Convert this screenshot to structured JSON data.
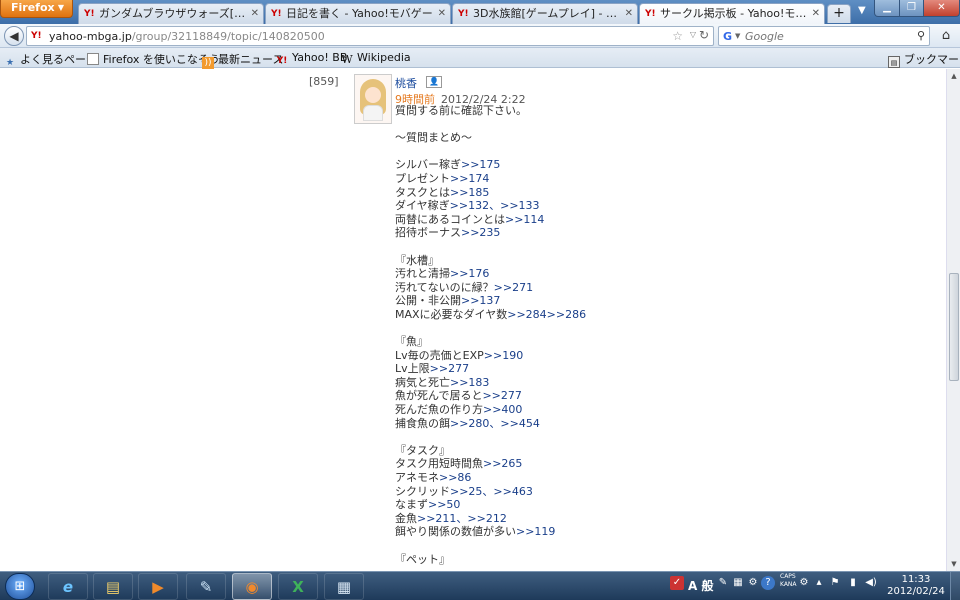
{
  "browser": {
    "menu_button": "Firefox",
    "tabs": [
      {
        "label": "ガンダムブラウザウォーズ[ゲーム...",
        "favicon": "Y!",
        "active": false
      },
      {
        "label": "日記を書く - Yahoo!モバゲー",
        "favicon": "Y!",
        "active": false
      },
      {
        "label": "3D水族館[ゲームプレイ] - Yahoo!...",
        "favicon": "Y!",
        "active": false
      },
      {
        "label": "サークル掲示板 - Yahoo!モバゲー",
        "favicon": "Y!",
        "active": true
      }
    ],
    "new_tab": "+",
    "url_host": "yahoo-mbga.jp",
    "url_path": "/group/32118849/topic/140820500",
    "search_placeholder": "Google",
    "bookmarks": [
      {
        "label": "よく見るページ",
        "icon": "bookmarks-icon"
      },
      {
        "label": "Firefox を使いこなそう",
        "icon": "page-icon"
      },
      {
        "label": "最新ニュース",
        "icon": "rss-icon"
      },
      {
        "label": "Yahoo! BB",
        "icon": "yahoo-icon"
      },
      {
        "label": "Wikipedia",
        "icon": "wikipedia-icon"
      }
    ],
    "bookmarks_menu": "ブックマーク"
  },
  "post": {
    "number": "[859]",
    "username": "桃香",
    "time_ago": "9時間前",
    "timestamp": "2012/2/24 2:22",
    "lines": [
      {
        "text": "質問する前に確認下さい。",
        "ref": ""
      },
      {
        "text": "",
        "ref": ""
      },
      {
        "text": "～質問まとめ～",
        "ref": ""
      },
      {
        "text": "",
        "ref": ""
      },
      {
        "text": "シルバー稼ぎ",
        "ref": ">>175"
      },
      {
        "text": "プレゼント",
        "ref": ">>174"
      },
      {
        "text": "タスクとは",
        "ref": ">>185"
      },
      {
        "text": "ダイヤ稼ぎ",
        "ref": ">>132、>>133"
      },
      {
        "text": "両替にあるコインとは",
        "ref": ">>114"
      },
      {
        "text": "招待ボーナス",
        "ref": ">>235"
      },
      {
        "text": "",
        "ref": ""
      },
      {
        "text": "『水槽』",
        "ref": ""
      },
      {
        "text": "汚れと清掃",
        "ref": ">>176"
      },
      {
        "text": "汚れてないのに緑？",
        "ref": ">>271"
      },
      {
        "text": "公開・非公開",
        "ref": ">>137"
      },
      {
        "text": "MAXに必要なダイヤ数",
        "ref": ">>284>>286"
      },
      {
        "text": "",
        "ref": ""
      },
      {
        "text": "『魚』",
        "ref": ""
      },
      {
        "text": "Lv毎の売価とEXP",
        "ref": ">>190"
      },
      {
        "text": "Lv上限",
        "ref": ">>277"
      },
      {
        "text": "病気と死亡",
        "ref": ">>183"
      },
      {
        "text": "魚が死んで居ると",
        "ref": ">>277"
      },
      {
        "text": "死んだ魚の作り方",
        "ref": ">>400"
      },
      {
        "text": "捕食魚の餌",
        "ref": ">>280、>>454"
      },
      {
        "text": "",
        "ref": ""
      },
      {
        "text": "『タスク』",
        "ref": ""
      },
      {
        "text": "タスク用短時間魚",
        "ref": ">>265"
      },
      {
        "text": "アネモネ",
        "ref": ">>86"
      },
      {
        "text": "シクリッド",
        "ref": ">>25、>>463"
      },
      {
        "text": "なまず",
        "ref": ">>50"
      },
      {
        "text": "金魚",
        "ref": ">>211、>>212"
      },
      {
        "text": "餌やり関係の数値が多い",
        "ref": ">>119"
      },
      {
        "text": "",
        "ref": ""
      },
      {
        "text": "『ペット』",
        "ref": ""
      }
    ]
  },
  "taskbar": {
    "apps": [
      {
        "name": "internet-explorer-icon",
        "glyph": "e"
      },
      {
        "name": "file-explorer-icon",
        "glyph": "▤"
      },
      {
        "name": "media-player-icon",
        "glyph": "▶"
      },
      {
        "name": "notepad-icon",
        "glyph": "✎"
      },
      {
        "name": "firefox-icon",
        "glyph": "◉"
      },
      {
        "name": "excel-icon",
        "glyph": "X"
      },
      {
        "name": "calculator-icon",
        "glyph": "▦"
      }
    ],
    "ime_label": "A 般",
    "caps_label": "CAPS",
    "kana_label": "KANA",
    "time": "11:33",
    "date": "2012/02/24"
  }
}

****************

- [Directive]
Every line is to be duplicated exactly, though pictures stay out.

- [Expected answer]
Convert this screenshot to structured JSON data.
{
  "browser": {
    "menu_button": "Firefox",
    "tabs": [
      {
        "label": "ガンダムブラウザウォーズ[ゲーム...",
        "favicon": "Y!",
        "active": false
      },
      {
        "label": "日記を書く - Yahoo!モバゲー",
        "favicon": "Y!",
        "active": false
      },
      {
        "label": "3D水族館[ゲームプレイ] - Yahoo!...",
        "favicon": "Y!",
        "active": false
      },
      {
        "label": "サークル掲示板 - Yahoo!モバゲー",
        "favicon": "Y!",
        "active": true
      }
    ],
    "new_tab": "+",
    "url_host": "yahoo-mbga.jp",
    "url_path": "/group/32118849/topic/140820500",
    "search_placeholder": "Google",
    "bookmarks": [
      {
        "label": "よく見るページ",
        "icon": "bookmarks-icon"
      },
      {
        "label": "Firefox を使いこなそう",
        "icon": "page-icon"
      },
      {
        "label": "最新ニュース",
        "icon": "rss-icon"
      },
      {
        "label": "Yahoo! BB",
        "icon": "yahoo-icon"
      },
      {
        "label": "Wikipedia",
        "icon": "wikipedia-icon"
      }
    ],
    "bookmarks_menu": "ブックマーク"
  },
  "post": {
    "number": "[859]",
    "username": "桃香",
    "time_ago": "9時間前",
    "timestamp": "2012/2/24 2:22",
    "lines": [
      {
        "text": "質問する前に確認下さい。",
        "ref": ""
      },
      {
        "text": "",
        "ref": ""
      },
      {
        "text": "～質問まとめ～",
        "ref": ""
      },
      {
        "text": "",
        "ref": ""
      },
      {
        "text": "シルバー稼ぎ",
        "ref": ">>175"
      },
      {
        "text": "プレゼント",
        "ref": ">>174"
      },
      {
        "text": "タスクとは",
        "ref": ">>185"
      },
      {
        "text": "ダイヤ稼ぎ",
        "ref": ">>132、>>133"
      },
      {
        "text": "両替にあるコインとは",
        "ref": ">>114"
      },
      {
        "text": "招待ボーナス",
        "ref": ">>235"
      },
      {
        "text": "",
        "ref": ""
      },
      {
        "text": "『水槽』",
        "ref": ""
      },
      {
        "text": "汚れと清掃",
        "ref": ">>176"
      },
      {
        "text": "汚れてないのに緑？",
        "ref": ">>271"
      },
      {
        "text": "公開・非公開",
        "ref": ">>137"
      },
      {
        "text": "MAXに必要なダイヤ数",
        "ref": ">>284>>286"
      },
      {
        "text": "",
        "ref": ""
      },
      {
        "text": "『魚』",
        "ref": ""
      },
      {
        "text": "Lv毎の売価とEXP",
        "ref": ">>190"
      },
      {
        "text": "Lv上限",
        "ref": ">>277"
      },
      {
        "text": "病気と死亡",
        "ref": ">>183"
      },
      {
        "text": "魚が死んで居ると",
        "ref": ">>277"
      },
      {
        "text": "死んだ魚の作り方",
        "ref": ">>400"
      },
      {
        "text": "捕食魚の餌",
        "ref": ">>280、>>454"
      },
      {
        "text": "",
        "ref": ""
      },
      {
        "text": "『タスク』",
        "ref": ""
      },
      {
        "text": "タスク用短時間魚",
        "ref": ">>265"
      },
      {
        "text": "アネモネ",
        "ref": ">>86"
      },
      {
        "text": "シクリッド",
        "ref": ">>25、>>463"
      },
      {
        "text": "なまず",
        "ref": ">>50"
      },
      {
        "text": "金魚",
        "ref": ">>211、>>212"
      },
      {
        "text": "餌やり関係の数値が多い",
        "ref": ">>119"
      },
      {
        "text": "",
        "ref": ""
      },
      {
        "text": "『ペット』",
        "ref": ""
      }
    ]
  },
  "taskbar": {
    "apps": [
      {
        "name": "internet-explorer-icon",
        "glyph": "e"
      },
      {
        "name": "file-explorer-icon",
        "glyph": "▤"
      },
      {
        "name": "media-player-icon",
        "glyph": "▶"
      },
      {
        "name": "notepad-icon",
        "glyph": "✎"
      },
      {
        "name": "firefox-icon",
        "glyph": "◉"
      },
      {
        "name": "excel-icon",
        "glyph": "X"
      },
      {
        "name": "calculator-icon",
        "glyph": "▦"
      }
    ],
    "ime_label": "A 般",
    "caps_label": "CAPS",
    "kana_label": "KANA",
    "time": "11:33",
    "date": "2012/02/24"
  }
}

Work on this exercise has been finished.